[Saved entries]
┄┄┄┄┄┄┄┄┄┄
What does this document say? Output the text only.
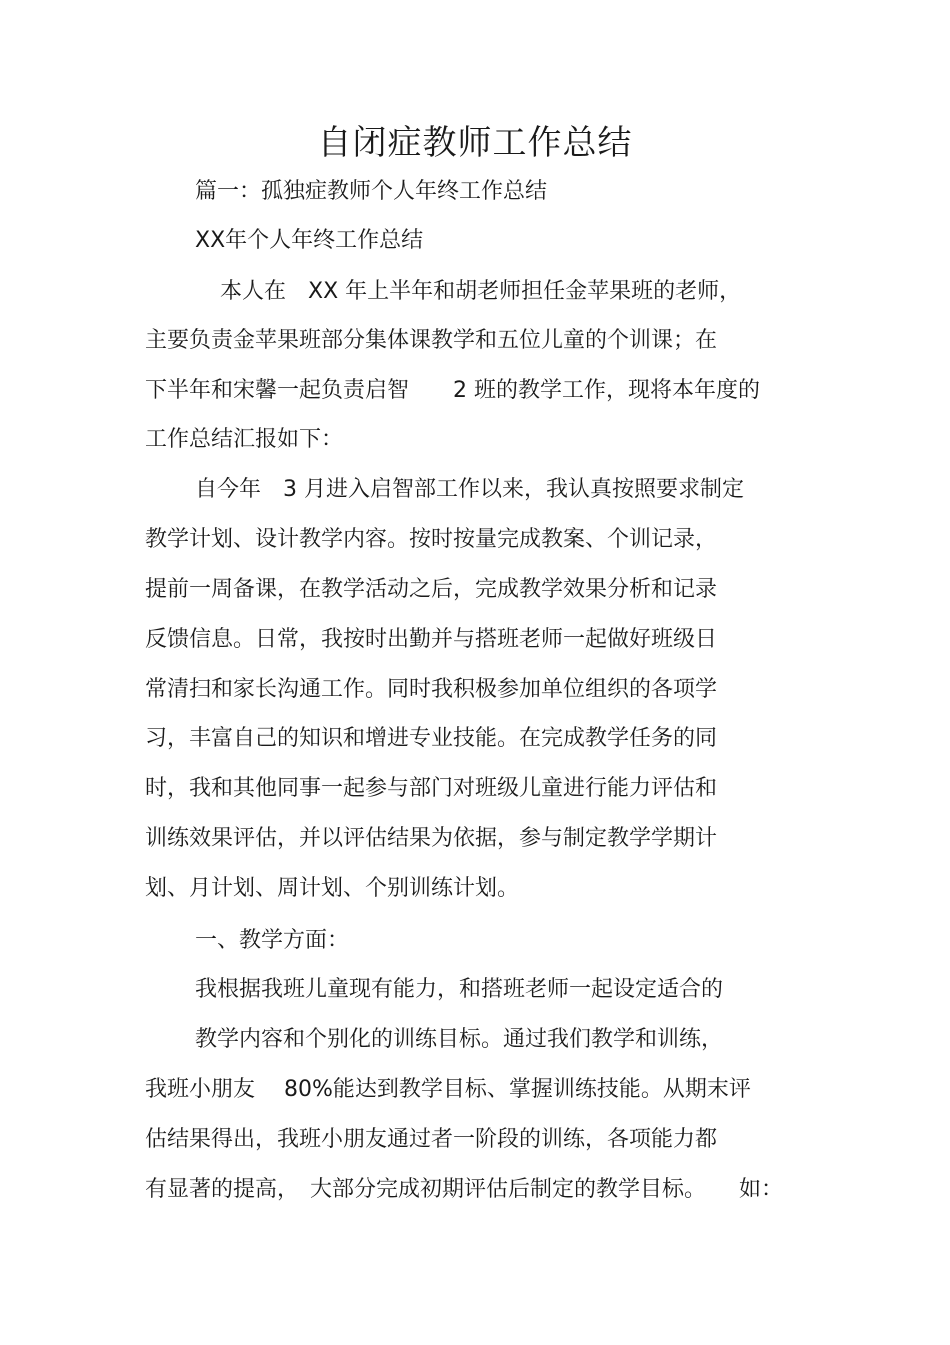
自闭症教师工作总结

篇一：孤独症教师个人年终工作总结

XX年个人年终工作总结

本人在　XX 年上半年和胡老师担任金苹果班的老师，

主要负责金苹果班部分集体课教学和五位儿童的个训课；在

下半年和宋馨一起负责启智　　2 班的教学工作，现将本年度的

工作总结汇报如下：

自今年　3 月进入启智部工作以来，我认真按照要求制定

教学计划、设计教学内容。按时按量完成教案、个训记录，

提前一周备课，在教学活动之后，完成教学效果分析和记录

反馈信息。日常，我按时出勤并与搭班老师一起做好班级日

常清扫和家长沟通工作。同时我积极参加单位组织的各项学

习，丰富自己的知识和增进专业技能。在完成教学任务的同

时，我和其他同事一起参与部门对班级儿童进行能力评估和

训练效果评估，并以评估结果为依据，参与制定教学学期计

划、月计划、周计划、个别训练计划。

一、教学方面：

我根据我班儿童现有能力，和搭班老师一起设定适合的

教学内容和个别化的训练目标。通过我们教学和训练，

我班小朋友　 80%能达到教学目标、掌握训练技能。从期末评

估结果得出，我班小朋友通过者一阶段的训练，各项能力都

有显著的提高，　大部分完成初期评估后制定的教学目标。　　如：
┄┄┄┄┄┄┄┄┄┄
Write out each entry exactly as given, but skip the pictures.

What does this document say? Output the text only.
自闭症教师工作总结

篇一：孤独症教师个人年终工作总结

XX年个人年终工作总结

本人在　XX 年上半年和胡老师担任金苹果班的老师，

主要负责金苹果班部分集体课教学和五位儿童的个训课；在

下半年和宋馨一起负责启智　　2 班的教学工作，现将本年度的

工作总结汇报如下：

自今年　3 月进入启智部工作以来，我认真按照要求制定

教学计划、设计教学内容。按时按量完成教案、个训记录，

提前一周备课，在教学活动之后，完成教学效果分析和记录

反馈信息。日常，我按时出勤并与搭班老师一起做好班级日

常清扫和家长沟通工作。同时我积极参加单位组织的各项学

习，丰富自己的知识和增进专业技能。在完成教学任务的同

时，我和其他同事一起参与部门对班级儿童进行能力评估和

训练效果评估，并以评估结果为依据，参与制定教学学期计

划、月计划、周计划、个别训练计划。

一、教学方面：

我根据我班儿童现有能力，和搭班老师一起设定适合的

教学内容和个别化的训练目标。通过我们教学和训练，

我班小朋友　 80%能达到教学目标、掌握训练技能。从期末评

估结果得出，我班小朋友通过者一阶段的训练，各项能力都

有显著的提高，　大部分完成初期评估后制定的教学目标。　　如：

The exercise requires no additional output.